Dataset records:

::::

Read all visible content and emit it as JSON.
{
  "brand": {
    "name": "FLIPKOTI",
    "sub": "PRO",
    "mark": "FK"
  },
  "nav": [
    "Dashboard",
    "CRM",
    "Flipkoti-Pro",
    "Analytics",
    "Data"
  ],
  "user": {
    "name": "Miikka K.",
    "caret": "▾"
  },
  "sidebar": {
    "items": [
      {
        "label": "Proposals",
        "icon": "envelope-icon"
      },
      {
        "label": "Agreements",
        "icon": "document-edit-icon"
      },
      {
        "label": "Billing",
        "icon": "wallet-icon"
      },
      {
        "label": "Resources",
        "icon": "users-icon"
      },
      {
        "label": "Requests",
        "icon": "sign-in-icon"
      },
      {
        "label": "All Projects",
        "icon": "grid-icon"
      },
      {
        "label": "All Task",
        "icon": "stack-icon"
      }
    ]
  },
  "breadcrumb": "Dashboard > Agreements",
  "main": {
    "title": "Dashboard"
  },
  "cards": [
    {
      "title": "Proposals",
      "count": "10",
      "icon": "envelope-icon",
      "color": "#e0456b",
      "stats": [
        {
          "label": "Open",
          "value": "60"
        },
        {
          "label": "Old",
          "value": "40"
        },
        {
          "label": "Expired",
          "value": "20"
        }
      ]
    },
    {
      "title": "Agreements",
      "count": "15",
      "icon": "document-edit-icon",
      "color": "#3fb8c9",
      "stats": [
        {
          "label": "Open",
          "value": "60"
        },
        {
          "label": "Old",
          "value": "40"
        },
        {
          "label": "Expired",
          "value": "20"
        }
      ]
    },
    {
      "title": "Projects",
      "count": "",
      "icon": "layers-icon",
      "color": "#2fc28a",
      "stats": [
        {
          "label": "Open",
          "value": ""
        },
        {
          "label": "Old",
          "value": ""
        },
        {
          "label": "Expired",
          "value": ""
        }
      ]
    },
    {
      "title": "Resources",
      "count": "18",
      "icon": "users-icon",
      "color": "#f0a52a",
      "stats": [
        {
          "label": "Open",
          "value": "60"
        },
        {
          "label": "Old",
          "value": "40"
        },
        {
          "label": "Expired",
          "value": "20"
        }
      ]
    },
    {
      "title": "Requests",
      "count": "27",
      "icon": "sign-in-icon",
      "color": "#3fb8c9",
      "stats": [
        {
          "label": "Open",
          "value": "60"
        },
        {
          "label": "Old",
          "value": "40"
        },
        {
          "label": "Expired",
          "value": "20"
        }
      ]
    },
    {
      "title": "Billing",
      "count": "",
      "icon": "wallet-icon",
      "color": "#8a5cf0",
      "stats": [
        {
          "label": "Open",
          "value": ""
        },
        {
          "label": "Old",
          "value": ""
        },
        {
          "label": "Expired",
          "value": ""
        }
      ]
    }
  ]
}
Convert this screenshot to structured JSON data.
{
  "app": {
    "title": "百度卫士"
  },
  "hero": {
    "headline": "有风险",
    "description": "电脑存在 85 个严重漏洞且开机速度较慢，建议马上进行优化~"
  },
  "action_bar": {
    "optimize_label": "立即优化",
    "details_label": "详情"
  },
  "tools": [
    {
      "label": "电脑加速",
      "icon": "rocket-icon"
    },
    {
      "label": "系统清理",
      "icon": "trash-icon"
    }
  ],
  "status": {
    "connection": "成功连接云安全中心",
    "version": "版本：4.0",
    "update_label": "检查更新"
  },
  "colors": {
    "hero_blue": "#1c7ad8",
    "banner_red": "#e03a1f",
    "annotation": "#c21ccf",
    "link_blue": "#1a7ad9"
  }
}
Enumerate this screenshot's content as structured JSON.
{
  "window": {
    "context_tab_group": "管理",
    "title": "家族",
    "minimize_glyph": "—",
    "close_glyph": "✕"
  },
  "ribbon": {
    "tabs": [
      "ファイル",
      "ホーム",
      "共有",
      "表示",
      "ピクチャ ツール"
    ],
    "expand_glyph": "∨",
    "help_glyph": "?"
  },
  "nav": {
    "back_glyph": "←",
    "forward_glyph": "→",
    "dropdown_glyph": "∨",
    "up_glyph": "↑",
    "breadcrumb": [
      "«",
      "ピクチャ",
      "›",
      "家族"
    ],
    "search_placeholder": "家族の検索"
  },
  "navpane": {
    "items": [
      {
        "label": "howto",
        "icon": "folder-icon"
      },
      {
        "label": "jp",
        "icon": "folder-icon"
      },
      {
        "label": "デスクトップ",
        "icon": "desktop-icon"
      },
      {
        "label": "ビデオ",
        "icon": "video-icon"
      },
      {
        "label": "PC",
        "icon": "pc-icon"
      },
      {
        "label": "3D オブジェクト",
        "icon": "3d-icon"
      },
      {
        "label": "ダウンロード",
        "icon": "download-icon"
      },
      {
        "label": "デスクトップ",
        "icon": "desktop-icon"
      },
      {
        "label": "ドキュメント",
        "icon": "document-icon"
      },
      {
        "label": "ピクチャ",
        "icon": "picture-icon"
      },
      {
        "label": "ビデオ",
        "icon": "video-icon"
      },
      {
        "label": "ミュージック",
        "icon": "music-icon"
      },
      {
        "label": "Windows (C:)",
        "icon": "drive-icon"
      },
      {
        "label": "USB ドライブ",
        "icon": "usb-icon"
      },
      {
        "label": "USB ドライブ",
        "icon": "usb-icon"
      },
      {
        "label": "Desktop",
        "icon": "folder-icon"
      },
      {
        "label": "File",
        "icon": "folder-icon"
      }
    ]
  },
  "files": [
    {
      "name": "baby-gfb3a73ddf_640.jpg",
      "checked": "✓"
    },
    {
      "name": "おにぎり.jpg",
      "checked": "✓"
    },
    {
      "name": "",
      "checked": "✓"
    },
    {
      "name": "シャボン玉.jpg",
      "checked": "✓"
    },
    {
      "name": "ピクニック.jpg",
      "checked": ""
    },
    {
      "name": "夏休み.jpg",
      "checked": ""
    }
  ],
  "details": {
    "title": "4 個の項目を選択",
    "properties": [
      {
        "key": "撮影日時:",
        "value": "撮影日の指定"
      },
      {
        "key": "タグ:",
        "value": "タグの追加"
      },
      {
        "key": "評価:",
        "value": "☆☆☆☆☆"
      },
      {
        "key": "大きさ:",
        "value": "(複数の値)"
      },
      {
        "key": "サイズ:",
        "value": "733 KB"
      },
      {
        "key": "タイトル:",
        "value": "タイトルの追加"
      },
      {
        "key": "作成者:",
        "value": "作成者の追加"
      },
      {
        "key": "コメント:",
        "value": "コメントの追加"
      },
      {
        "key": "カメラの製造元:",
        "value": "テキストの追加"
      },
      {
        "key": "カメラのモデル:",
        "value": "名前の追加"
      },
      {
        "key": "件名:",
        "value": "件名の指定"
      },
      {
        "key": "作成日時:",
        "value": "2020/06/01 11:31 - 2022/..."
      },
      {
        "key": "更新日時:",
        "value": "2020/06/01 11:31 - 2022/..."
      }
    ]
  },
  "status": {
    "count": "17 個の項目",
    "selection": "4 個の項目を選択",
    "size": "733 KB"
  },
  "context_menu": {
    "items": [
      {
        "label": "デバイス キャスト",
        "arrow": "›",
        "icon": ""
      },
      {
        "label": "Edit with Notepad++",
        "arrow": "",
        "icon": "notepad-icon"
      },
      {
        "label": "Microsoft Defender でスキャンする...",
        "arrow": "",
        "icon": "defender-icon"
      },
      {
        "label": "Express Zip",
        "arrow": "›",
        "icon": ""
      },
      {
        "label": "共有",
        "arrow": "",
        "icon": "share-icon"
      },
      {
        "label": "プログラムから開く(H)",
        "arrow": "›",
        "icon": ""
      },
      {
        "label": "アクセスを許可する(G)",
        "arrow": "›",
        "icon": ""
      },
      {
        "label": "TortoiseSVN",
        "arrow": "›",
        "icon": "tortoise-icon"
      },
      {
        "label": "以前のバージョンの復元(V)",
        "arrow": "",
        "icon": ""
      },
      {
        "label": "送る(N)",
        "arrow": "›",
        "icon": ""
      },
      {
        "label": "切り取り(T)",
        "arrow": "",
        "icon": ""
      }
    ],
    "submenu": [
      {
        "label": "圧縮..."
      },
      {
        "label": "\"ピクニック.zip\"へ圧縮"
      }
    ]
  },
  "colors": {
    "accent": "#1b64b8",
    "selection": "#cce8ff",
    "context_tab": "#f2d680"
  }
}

::::

### [What you should do]
Go through the data above and find the lines with the word "content". Copy each of those lines.

### [Result for this task]
Read all visible content and emit it as JSON.
Enumerate this screenshot's content as structured JSON.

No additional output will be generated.